Your instructions:
Using the data beneath, show every line that includes the word "tròn".

Records for the task:

◇ ◇ ◇ ◇ ◇ ◇ ◇

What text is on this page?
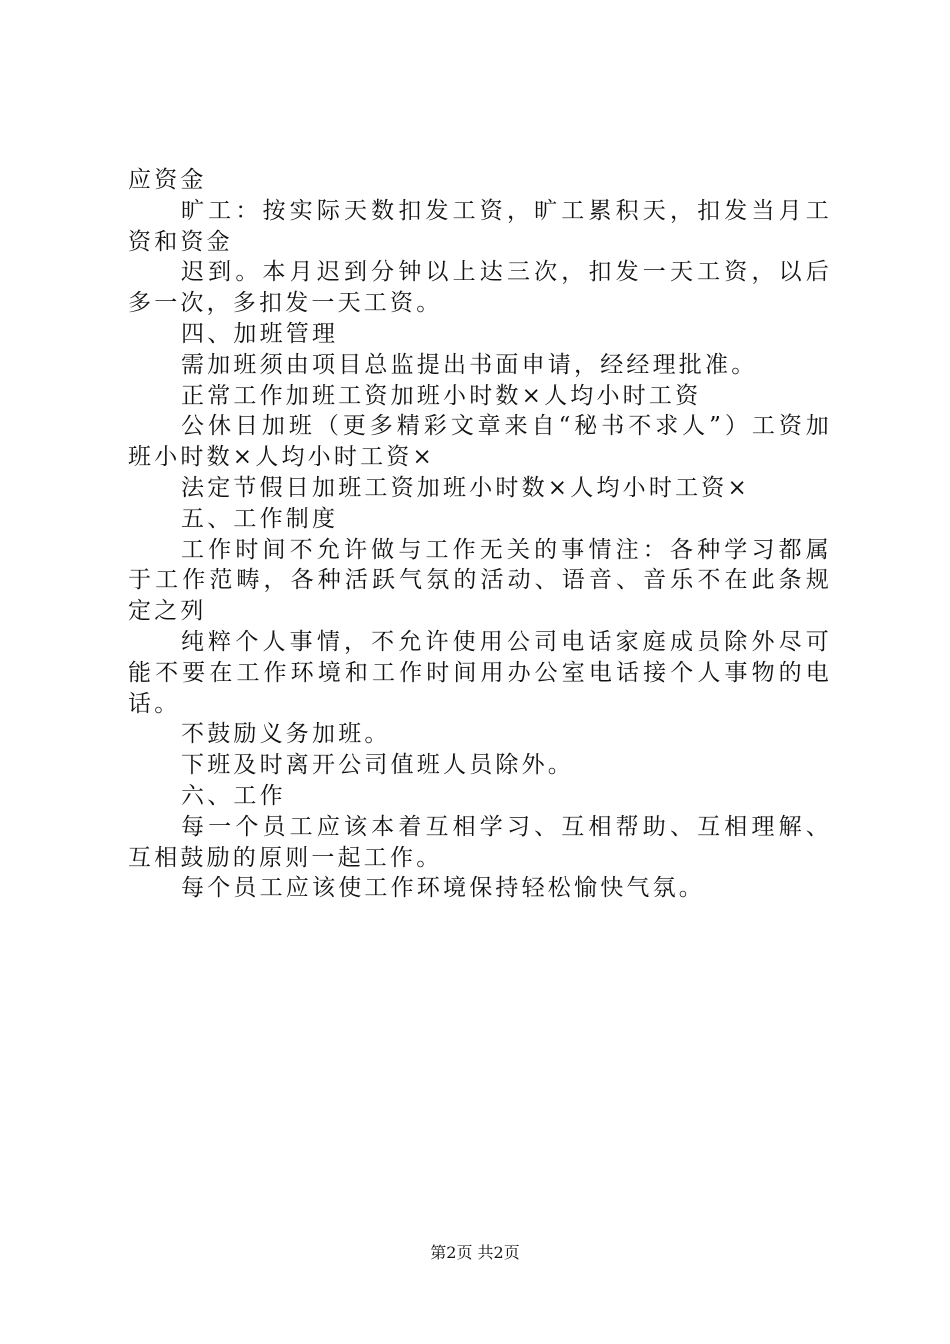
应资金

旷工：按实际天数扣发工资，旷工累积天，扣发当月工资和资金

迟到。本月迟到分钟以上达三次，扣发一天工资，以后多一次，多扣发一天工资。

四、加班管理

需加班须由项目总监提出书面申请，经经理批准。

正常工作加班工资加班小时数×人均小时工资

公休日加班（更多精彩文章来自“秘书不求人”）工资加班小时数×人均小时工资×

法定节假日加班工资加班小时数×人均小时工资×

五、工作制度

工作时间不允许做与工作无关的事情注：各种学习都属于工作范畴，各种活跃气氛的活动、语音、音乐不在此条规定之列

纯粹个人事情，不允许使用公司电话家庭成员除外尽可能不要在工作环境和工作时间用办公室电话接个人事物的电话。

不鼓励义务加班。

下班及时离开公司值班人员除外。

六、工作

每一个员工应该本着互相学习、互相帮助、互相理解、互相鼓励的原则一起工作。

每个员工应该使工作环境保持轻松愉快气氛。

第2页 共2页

◇ ◇ ◇ ◇ ◇ ◇ ◇

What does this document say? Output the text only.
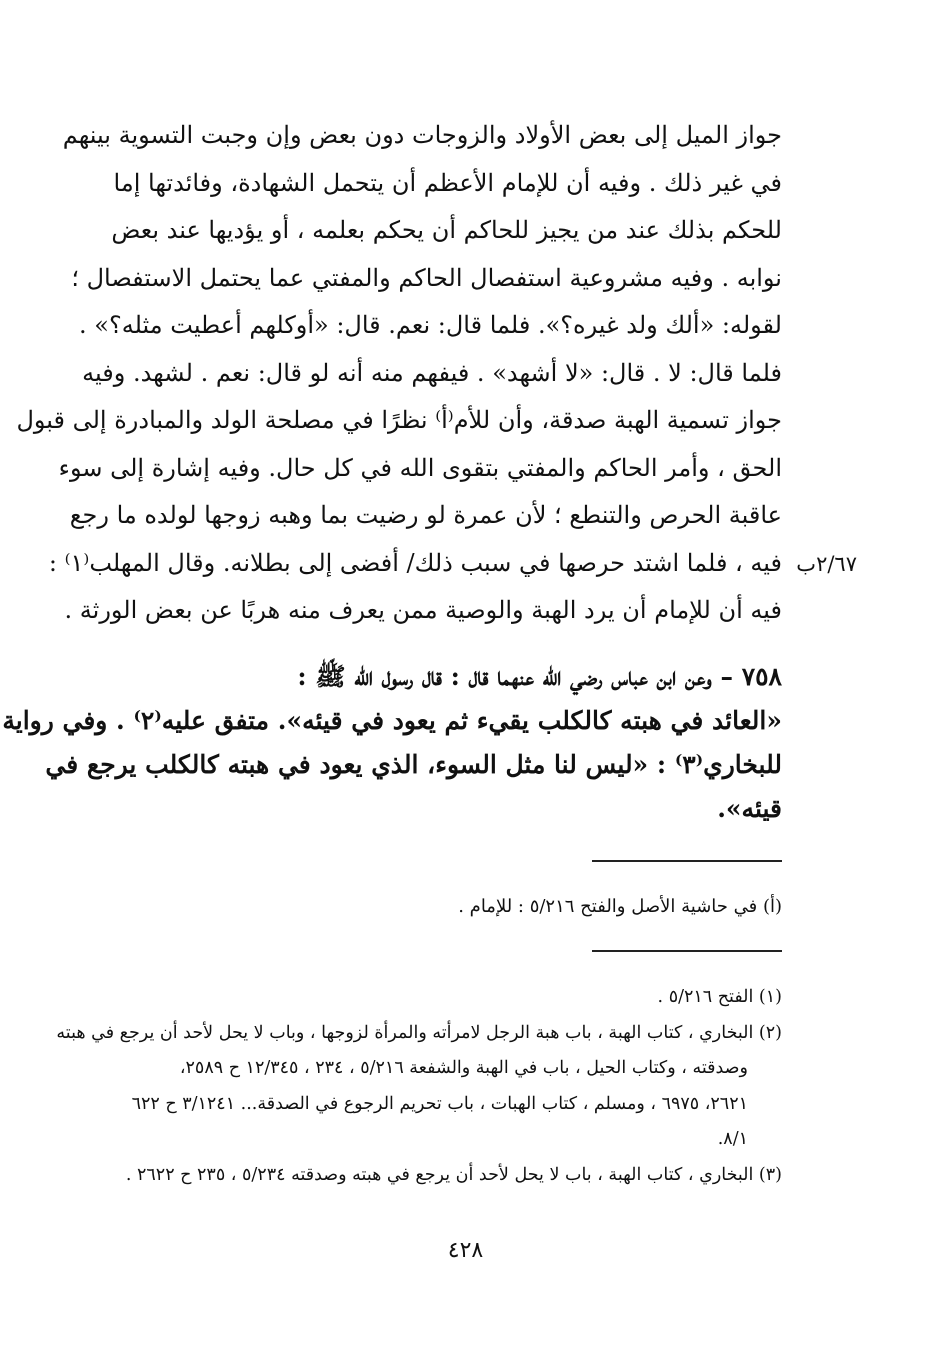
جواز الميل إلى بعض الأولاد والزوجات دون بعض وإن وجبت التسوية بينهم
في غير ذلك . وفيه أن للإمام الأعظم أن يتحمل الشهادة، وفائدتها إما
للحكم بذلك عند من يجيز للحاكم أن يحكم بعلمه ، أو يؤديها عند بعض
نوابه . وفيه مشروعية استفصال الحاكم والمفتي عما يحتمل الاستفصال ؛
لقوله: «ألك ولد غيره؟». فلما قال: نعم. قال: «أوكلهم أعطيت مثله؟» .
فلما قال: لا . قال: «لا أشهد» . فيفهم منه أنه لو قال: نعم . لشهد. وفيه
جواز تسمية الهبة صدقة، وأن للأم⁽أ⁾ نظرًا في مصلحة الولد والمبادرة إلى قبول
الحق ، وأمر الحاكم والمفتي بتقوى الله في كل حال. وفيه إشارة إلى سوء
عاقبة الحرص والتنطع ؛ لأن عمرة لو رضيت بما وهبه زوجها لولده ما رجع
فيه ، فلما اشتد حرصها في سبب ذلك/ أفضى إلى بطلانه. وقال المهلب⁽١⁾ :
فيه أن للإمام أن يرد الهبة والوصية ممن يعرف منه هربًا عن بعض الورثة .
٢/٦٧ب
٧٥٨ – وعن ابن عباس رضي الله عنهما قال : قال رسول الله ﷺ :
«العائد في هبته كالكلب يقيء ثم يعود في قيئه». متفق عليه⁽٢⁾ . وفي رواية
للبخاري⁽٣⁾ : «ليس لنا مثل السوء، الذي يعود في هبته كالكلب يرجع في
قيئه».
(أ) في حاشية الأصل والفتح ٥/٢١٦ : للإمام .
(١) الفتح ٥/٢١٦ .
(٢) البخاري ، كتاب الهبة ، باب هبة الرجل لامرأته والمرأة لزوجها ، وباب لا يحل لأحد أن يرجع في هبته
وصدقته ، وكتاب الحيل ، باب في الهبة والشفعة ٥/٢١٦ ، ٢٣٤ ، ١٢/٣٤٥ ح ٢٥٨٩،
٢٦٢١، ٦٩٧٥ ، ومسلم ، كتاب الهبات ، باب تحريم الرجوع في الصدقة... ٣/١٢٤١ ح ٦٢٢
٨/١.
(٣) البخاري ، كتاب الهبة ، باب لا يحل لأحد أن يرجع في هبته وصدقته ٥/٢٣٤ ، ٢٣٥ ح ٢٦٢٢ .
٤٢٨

◇ ◇ ◇ ◇ ◇ ◇ ◇

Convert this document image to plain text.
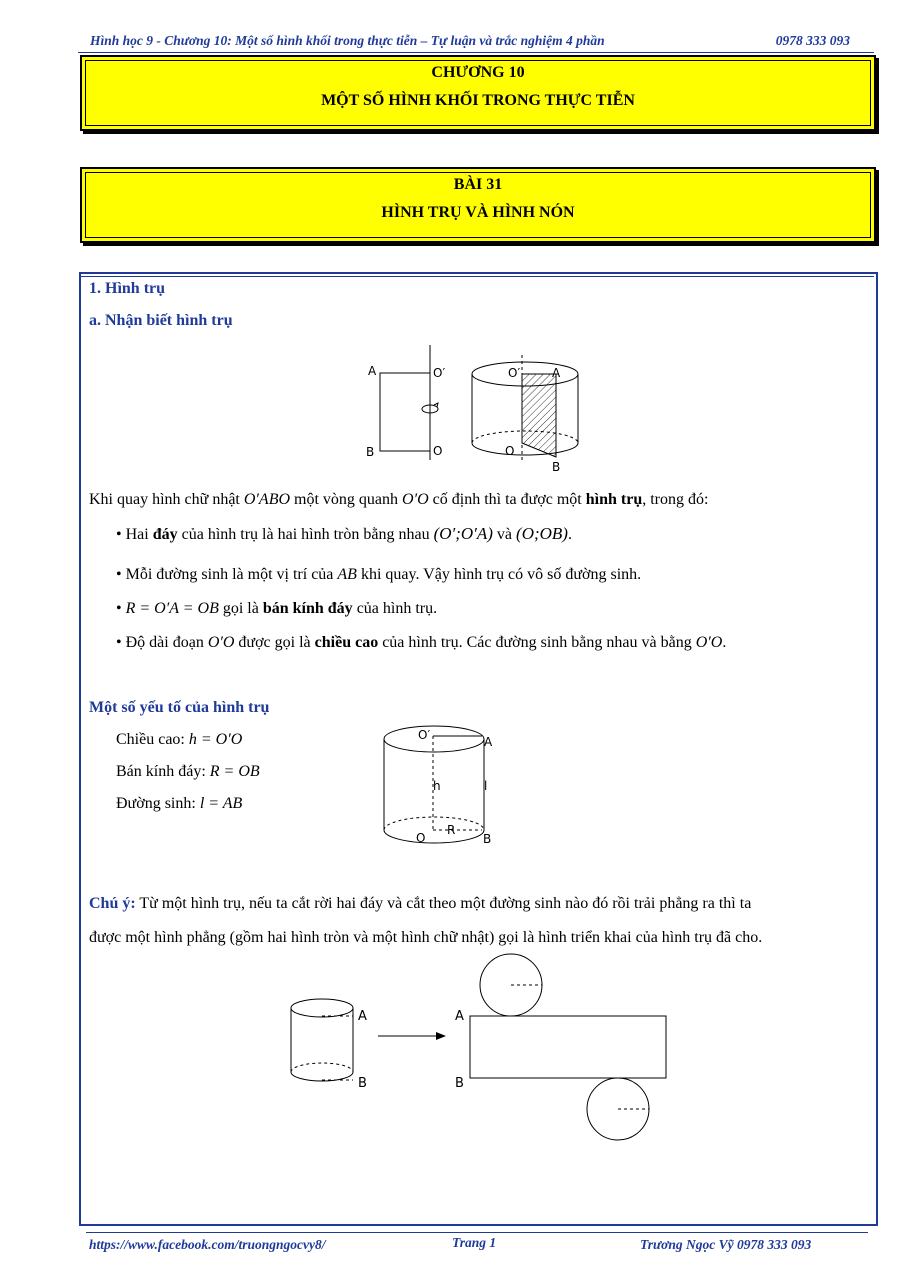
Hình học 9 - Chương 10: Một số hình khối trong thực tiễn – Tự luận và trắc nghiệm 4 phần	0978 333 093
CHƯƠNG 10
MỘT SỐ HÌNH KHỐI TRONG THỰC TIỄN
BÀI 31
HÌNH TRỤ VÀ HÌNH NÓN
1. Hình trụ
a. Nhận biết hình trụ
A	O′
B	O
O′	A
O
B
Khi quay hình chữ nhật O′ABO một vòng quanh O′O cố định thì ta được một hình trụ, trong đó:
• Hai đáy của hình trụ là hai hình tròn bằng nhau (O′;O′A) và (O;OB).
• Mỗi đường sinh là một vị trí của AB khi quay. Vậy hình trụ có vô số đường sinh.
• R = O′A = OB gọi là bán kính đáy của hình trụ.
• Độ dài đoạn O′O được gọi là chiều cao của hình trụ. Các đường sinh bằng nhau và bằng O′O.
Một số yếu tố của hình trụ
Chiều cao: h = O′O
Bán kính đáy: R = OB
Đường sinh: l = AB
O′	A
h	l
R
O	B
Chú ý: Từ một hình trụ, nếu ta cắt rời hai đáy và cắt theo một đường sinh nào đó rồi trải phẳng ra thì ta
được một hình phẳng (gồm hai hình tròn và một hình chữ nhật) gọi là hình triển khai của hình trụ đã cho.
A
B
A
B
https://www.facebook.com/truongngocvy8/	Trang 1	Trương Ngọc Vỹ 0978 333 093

◇ ◇ ◇ ◇ ◇ ◇ ◇

Result of the task:
• Hai đáy của hình trụ là hai hình tròn bằng nhau (O′;O′A) và (O;OB).
được một hình phẳng (gồm hai hình tròn và một hình chữ nhật) gọi là hình triển khai của hình trụ đã cho.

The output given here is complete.